[Stored records]
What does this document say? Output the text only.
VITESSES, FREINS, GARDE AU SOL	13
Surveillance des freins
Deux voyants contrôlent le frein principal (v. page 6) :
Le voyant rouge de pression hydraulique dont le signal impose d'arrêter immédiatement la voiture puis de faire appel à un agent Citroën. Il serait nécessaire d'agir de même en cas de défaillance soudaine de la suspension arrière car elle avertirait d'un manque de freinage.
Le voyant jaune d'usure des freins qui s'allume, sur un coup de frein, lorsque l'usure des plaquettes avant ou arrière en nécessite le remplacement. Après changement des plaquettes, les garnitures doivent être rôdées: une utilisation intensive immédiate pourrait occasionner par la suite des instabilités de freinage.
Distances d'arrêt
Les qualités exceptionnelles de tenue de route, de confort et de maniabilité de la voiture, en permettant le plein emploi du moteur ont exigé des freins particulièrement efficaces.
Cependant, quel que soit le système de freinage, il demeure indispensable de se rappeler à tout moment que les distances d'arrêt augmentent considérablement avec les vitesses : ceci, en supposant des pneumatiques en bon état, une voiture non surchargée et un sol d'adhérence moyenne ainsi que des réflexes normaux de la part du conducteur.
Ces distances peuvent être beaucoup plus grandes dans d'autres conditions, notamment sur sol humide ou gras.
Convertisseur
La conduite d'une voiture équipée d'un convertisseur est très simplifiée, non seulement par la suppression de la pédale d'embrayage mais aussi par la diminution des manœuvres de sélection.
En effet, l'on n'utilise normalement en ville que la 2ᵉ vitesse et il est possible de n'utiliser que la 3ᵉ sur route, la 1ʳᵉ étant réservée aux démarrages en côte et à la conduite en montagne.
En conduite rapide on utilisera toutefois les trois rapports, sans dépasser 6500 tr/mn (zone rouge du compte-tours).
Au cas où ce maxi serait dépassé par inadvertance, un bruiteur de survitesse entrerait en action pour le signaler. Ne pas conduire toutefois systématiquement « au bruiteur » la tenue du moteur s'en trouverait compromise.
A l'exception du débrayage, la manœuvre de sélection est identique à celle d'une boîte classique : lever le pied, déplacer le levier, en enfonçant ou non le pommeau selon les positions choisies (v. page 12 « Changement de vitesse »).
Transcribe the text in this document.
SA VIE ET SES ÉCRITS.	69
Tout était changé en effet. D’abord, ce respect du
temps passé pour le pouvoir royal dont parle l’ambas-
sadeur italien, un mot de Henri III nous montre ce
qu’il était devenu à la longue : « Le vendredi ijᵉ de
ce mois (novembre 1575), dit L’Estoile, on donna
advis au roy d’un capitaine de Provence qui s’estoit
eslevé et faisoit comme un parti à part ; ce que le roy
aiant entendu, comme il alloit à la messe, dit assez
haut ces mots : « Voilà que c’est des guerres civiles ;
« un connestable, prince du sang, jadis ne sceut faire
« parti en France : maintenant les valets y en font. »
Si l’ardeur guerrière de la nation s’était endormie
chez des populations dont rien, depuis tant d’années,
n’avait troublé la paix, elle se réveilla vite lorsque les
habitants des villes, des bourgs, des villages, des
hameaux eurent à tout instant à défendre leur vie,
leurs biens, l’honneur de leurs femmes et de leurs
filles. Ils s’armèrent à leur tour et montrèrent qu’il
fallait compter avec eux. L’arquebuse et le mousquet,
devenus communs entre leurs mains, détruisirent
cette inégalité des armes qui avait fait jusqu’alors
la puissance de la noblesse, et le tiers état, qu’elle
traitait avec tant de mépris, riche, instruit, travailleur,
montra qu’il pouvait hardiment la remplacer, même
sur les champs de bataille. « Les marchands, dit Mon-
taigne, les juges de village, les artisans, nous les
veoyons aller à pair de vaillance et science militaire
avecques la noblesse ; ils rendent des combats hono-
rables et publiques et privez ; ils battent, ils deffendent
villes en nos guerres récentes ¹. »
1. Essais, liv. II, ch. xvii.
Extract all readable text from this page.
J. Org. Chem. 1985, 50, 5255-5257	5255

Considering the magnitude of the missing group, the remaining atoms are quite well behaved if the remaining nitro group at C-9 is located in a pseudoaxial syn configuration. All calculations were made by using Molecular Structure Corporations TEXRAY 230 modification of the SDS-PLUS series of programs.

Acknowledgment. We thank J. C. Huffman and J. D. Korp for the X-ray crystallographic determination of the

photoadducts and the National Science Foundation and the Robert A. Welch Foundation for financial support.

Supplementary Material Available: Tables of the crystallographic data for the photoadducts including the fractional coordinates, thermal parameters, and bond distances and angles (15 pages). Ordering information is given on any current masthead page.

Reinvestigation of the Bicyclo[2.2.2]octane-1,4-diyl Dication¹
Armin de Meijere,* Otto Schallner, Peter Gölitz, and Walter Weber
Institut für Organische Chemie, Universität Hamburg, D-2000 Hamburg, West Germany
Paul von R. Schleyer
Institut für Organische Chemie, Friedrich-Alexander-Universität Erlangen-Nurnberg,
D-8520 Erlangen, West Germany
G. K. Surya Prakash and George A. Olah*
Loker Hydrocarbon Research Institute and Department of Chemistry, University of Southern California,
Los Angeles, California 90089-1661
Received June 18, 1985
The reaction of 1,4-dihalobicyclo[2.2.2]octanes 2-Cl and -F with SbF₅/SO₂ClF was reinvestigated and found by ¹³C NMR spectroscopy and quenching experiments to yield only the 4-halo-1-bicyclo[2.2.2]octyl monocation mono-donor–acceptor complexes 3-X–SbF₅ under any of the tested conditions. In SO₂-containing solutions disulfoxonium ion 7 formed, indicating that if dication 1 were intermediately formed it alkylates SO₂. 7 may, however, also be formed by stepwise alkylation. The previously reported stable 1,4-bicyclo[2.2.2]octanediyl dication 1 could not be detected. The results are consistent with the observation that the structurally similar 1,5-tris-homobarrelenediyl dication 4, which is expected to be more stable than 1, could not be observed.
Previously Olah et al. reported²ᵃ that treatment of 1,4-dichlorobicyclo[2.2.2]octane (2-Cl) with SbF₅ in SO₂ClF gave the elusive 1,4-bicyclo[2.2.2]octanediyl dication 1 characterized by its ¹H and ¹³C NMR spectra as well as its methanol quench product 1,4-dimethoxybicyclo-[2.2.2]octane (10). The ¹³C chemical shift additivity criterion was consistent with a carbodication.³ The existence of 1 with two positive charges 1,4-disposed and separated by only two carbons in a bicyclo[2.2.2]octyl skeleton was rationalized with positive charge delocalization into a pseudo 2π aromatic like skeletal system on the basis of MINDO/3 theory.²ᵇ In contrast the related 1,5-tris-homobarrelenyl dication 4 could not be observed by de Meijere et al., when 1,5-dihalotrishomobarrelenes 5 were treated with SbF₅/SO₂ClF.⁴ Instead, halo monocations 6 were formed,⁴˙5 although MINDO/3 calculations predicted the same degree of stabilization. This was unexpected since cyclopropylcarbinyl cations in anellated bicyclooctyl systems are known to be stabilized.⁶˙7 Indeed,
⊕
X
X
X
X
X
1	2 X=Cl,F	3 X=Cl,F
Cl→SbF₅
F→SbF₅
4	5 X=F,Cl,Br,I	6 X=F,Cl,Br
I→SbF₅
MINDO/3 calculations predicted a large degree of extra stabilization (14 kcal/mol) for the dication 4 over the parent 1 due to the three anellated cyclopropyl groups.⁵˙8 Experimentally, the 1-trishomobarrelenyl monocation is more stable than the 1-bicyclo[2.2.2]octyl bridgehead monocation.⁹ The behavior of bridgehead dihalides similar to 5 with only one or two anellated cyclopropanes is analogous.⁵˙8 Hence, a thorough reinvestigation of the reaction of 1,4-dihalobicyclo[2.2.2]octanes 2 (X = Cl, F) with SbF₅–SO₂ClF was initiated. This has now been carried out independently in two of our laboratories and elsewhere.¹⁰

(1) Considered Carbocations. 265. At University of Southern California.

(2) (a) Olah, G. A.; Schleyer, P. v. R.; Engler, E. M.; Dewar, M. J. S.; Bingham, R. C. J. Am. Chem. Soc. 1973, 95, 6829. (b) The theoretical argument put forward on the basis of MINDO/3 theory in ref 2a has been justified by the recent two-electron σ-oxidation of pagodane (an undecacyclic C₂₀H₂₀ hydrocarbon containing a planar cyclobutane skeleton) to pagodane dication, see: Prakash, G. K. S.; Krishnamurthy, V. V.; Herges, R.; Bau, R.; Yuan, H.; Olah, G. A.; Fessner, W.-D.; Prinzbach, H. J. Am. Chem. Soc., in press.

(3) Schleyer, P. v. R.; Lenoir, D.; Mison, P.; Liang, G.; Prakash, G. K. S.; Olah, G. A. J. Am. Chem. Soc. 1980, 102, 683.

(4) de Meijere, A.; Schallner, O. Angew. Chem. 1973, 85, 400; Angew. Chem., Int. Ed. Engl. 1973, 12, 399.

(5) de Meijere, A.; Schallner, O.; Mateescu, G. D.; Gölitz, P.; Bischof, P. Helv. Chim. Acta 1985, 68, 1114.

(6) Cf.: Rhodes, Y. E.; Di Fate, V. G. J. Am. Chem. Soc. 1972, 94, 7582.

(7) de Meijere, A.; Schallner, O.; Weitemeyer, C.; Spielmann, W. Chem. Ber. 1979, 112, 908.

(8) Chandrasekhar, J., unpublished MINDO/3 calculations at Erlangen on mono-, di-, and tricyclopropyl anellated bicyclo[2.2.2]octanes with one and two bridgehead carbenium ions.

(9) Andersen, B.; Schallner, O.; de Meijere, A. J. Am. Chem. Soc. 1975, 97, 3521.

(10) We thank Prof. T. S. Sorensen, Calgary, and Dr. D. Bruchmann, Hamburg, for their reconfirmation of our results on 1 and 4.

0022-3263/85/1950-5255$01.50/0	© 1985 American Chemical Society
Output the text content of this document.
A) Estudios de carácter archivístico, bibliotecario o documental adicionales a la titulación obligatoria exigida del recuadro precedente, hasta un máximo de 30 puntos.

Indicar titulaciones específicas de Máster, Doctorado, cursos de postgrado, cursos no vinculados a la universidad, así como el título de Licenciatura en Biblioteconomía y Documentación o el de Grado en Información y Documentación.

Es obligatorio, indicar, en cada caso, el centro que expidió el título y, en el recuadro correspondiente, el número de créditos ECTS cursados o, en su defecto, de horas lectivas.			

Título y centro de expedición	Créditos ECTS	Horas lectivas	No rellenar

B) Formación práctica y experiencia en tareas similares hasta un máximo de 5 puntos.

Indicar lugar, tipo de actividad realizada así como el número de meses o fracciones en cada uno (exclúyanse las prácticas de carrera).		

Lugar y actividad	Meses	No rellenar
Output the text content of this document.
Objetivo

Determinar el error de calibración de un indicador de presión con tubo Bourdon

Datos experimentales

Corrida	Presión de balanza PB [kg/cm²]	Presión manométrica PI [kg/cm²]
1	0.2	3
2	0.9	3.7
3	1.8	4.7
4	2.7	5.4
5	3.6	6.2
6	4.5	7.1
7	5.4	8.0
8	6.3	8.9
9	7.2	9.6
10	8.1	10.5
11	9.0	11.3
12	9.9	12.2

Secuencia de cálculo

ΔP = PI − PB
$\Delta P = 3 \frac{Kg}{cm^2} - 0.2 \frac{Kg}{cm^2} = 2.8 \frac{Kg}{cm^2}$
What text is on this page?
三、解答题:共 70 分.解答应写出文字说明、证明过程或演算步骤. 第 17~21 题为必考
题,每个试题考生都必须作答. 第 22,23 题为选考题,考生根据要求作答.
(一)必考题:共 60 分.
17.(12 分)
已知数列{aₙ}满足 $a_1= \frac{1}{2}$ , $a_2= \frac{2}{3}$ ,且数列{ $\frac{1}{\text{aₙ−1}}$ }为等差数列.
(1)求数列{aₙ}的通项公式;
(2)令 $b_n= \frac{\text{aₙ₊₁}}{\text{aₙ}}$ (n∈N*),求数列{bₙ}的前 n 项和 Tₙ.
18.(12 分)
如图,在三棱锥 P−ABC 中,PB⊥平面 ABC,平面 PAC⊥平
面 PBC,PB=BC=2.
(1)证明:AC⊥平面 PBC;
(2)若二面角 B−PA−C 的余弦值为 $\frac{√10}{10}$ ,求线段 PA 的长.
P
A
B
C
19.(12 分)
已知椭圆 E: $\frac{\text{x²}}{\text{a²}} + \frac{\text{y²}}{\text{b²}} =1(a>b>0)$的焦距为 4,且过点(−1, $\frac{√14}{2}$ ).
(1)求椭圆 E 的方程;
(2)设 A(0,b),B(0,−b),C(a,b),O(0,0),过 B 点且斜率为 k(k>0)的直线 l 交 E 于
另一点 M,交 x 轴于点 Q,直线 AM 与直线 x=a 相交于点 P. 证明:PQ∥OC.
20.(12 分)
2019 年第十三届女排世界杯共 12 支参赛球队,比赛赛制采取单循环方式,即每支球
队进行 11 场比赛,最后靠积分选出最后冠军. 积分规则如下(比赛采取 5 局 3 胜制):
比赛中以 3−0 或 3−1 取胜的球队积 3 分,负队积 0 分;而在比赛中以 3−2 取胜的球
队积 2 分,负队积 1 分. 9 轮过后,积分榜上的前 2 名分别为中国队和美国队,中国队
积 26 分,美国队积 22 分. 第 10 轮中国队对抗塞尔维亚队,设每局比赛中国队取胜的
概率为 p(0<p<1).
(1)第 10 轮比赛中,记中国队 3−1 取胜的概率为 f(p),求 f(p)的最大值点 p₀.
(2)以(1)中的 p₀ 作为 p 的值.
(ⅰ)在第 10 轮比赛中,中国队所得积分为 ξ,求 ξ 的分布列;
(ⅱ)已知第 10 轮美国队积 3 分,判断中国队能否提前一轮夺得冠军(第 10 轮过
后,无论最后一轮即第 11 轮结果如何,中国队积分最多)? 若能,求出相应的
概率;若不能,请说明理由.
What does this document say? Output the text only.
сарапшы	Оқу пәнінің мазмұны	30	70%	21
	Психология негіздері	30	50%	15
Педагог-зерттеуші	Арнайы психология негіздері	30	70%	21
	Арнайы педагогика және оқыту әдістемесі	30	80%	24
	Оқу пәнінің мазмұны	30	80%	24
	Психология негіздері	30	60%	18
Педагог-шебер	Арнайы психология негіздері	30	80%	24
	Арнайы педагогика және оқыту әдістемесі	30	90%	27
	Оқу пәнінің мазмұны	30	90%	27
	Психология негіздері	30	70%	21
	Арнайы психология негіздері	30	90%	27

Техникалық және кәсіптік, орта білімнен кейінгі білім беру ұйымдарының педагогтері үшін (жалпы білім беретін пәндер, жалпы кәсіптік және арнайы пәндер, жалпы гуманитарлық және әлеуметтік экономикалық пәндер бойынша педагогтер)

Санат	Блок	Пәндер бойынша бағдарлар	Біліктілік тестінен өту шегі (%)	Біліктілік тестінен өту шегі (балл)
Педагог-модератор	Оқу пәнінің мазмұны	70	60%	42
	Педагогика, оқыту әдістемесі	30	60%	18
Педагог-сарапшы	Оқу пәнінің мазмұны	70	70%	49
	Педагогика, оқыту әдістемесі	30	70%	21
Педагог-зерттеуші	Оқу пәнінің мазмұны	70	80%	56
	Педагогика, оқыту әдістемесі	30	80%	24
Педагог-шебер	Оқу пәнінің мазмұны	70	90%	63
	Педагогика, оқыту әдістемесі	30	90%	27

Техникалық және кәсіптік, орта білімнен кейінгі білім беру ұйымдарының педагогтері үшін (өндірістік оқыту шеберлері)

- _Exercise details_
Collect every line from the records above that contains the word "әдістемесі".

- _Full response_
	Арнайы педагогика және оқыту әдістемесі	30	80%	24
	Арнайы педагогика және оқыту әдістемесі	30	90%	27
	Педагогика, оқыту әдістемесі	30	60%	18
	Педагогика, оқыту әдістемесі	30	70%	21
	Педагогика, оқыту әдістемесі	30	80%	24
	Педагогика, оқыту әдістемесі	30	90%	27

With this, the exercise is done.